[Records from a data collection]

· · · · ·

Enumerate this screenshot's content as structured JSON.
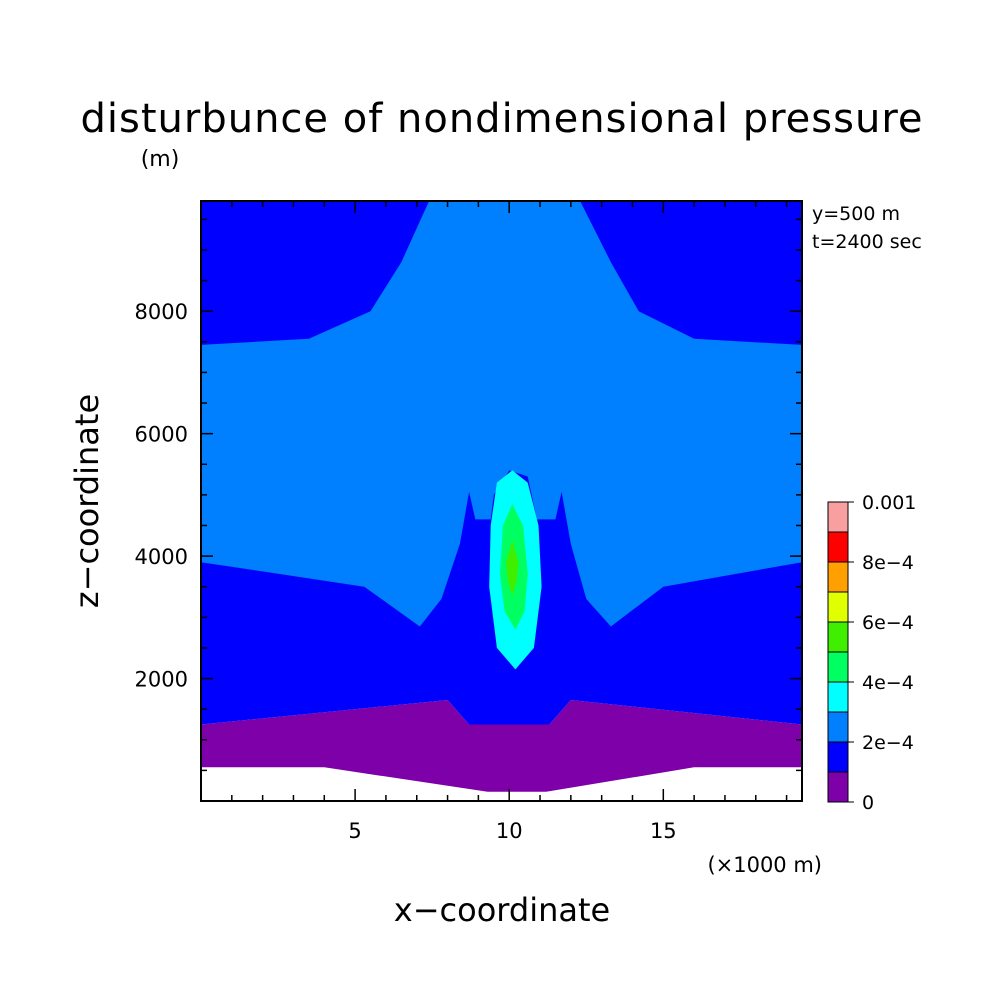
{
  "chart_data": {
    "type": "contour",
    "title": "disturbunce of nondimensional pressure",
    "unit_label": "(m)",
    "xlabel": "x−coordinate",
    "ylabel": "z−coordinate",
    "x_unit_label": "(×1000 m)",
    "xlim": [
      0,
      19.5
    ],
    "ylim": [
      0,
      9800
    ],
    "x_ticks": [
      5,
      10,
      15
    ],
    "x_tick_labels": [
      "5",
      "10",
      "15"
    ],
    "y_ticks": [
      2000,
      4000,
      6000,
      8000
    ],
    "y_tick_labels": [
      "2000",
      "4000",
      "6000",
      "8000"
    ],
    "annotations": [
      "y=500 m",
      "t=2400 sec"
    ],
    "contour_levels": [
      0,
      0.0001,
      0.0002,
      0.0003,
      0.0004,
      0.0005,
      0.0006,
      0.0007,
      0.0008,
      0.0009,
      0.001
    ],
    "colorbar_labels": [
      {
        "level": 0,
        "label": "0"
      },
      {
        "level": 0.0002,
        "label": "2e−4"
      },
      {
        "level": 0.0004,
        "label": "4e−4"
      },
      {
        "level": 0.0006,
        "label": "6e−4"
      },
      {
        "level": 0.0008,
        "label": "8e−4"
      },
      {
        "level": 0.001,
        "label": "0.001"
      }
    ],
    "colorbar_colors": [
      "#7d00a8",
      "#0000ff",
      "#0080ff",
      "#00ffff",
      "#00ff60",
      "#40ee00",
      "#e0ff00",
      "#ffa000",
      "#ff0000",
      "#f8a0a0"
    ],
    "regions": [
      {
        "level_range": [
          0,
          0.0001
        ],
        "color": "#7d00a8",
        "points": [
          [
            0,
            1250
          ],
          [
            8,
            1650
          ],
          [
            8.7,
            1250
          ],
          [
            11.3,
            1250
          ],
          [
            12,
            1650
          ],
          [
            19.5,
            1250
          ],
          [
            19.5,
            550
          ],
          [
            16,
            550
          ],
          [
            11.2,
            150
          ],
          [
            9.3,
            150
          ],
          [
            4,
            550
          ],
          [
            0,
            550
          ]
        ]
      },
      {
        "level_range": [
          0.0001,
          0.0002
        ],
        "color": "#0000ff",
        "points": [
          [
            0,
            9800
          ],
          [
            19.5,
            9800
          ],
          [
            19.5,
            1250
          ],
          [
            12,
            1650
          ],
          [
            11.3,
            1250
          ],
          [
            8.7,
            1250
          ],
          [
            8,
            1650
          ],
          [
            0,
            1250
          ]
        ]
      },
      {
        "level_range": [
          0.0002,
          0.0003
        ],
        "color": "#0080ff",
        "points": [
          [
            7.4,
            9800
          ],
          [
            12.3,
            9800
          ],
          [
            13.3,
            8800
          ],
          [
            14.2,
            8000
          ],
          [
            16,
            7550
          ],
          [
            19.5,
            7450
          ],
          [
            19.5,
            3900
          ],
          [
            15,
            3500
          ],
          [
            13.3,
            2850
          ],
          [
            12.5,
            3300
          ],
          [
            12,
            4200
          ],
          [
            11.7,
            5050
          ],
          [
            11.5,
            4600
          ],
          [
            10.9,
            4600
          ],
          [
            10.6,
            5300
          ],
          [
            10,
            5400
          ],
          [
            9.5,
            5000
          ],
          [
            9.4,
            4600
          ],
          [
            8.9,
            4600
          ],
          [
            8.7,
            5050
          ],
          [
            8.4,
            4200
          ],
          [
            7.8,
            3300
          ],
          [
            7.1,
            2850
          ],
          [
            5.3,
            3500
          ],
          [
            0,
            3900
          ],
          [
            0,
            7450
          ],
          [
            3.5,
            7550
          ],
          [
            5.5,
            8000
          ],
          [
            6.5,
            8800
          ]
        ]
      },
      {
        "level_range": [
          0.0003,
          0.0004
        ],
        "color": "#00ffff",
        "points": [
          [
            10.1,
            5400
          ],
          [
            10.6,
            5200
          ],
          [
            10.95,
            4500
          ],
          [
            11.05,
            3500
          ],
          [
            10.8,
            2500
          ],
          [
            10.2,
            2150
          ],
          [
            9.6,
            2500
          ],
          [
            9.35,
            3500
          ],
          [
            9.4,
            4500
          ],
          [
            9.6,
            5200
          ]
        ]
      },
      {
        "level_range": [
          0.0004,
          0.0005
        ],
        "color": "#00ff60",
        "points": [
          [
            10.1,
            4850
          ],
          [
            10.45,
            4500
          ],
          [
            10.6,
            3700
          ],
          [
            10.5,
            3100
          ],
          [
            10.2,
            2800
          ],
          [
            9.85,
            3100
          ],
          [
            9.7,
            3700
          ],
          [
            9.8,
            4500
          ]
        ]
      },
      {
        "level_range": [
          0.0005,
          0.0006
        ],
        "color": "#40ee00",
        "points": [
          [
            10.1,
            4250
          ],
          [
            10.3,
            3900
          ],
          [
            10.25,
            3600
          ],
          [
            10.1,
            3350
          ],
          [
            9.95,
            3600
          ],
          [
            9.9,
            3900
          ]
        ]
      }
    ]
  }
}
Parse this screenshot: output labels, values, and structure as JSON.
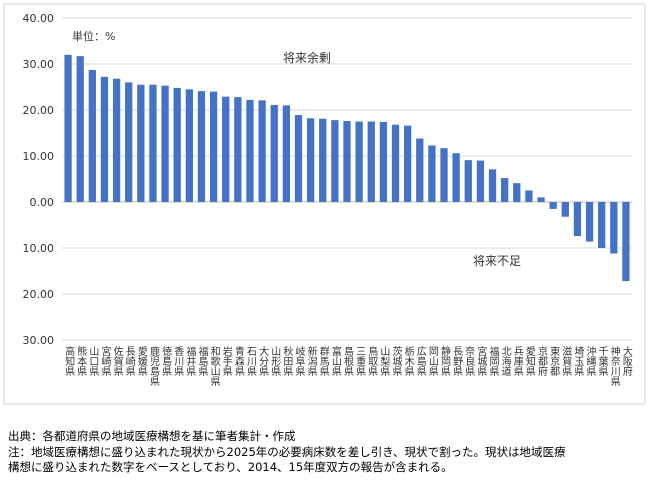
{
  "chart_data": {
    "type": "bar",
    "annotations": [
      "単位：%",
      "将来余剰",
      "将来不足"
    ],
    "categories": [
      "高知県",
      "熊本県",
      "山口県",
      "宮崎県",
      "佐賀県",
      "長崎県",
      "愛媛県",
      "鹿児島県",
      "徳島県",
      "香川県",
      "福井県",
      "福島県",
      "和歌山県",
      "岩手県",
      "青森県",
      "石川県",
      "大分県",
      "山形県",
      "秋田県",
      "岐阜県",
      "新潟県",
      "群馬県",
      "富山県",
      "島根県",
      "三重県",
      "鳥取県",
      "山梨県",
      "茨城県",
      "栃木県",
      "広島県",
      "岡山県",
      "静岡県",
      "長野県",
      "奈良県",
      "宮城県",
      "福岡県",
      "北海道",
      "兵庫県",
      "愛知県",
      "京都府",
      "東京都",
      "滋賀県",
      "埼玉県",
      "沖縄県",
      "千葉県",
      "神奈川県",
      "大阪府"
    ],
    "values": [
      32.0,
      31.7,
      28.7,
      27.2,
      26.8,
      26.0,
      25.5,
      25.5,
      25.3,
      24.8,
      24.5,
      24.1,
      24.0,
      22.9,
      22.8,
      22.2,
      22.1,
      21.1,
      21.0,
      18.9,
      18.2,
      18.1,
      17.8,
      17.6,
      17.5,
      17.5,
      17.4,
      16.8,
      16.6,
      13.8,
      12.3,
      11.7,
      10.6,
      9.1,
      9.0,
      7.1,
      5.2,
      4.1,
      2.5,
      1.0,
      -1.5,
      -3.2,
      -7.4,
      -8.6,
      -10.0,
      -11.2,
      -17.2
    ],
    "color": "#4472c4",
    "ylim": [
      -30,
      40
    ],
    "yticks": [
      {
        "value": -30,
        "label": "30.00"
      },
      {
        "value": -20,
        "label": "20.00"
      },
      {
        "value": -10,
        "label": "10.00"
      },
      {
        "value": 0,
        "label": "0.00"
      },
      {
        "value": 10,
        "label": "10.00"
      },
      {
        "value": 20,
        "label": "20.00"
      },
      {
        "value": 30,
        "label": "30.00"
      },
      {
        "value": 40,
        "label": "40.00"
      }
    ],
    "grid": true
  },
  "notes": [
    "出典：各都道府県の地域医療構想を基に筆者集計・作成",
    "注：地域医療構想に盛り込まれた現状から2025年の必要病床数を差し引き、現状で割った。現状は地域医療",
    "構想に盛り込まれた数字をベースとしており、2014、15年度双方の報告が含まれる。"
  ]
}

· · · · ·

## TASK DETAILS
Pull out all lines containing "coordinate".

## RESPONSE TO THE EXERCISE
    "xlabel": "x−coordinate",
    "ylabel": "z−coordinate",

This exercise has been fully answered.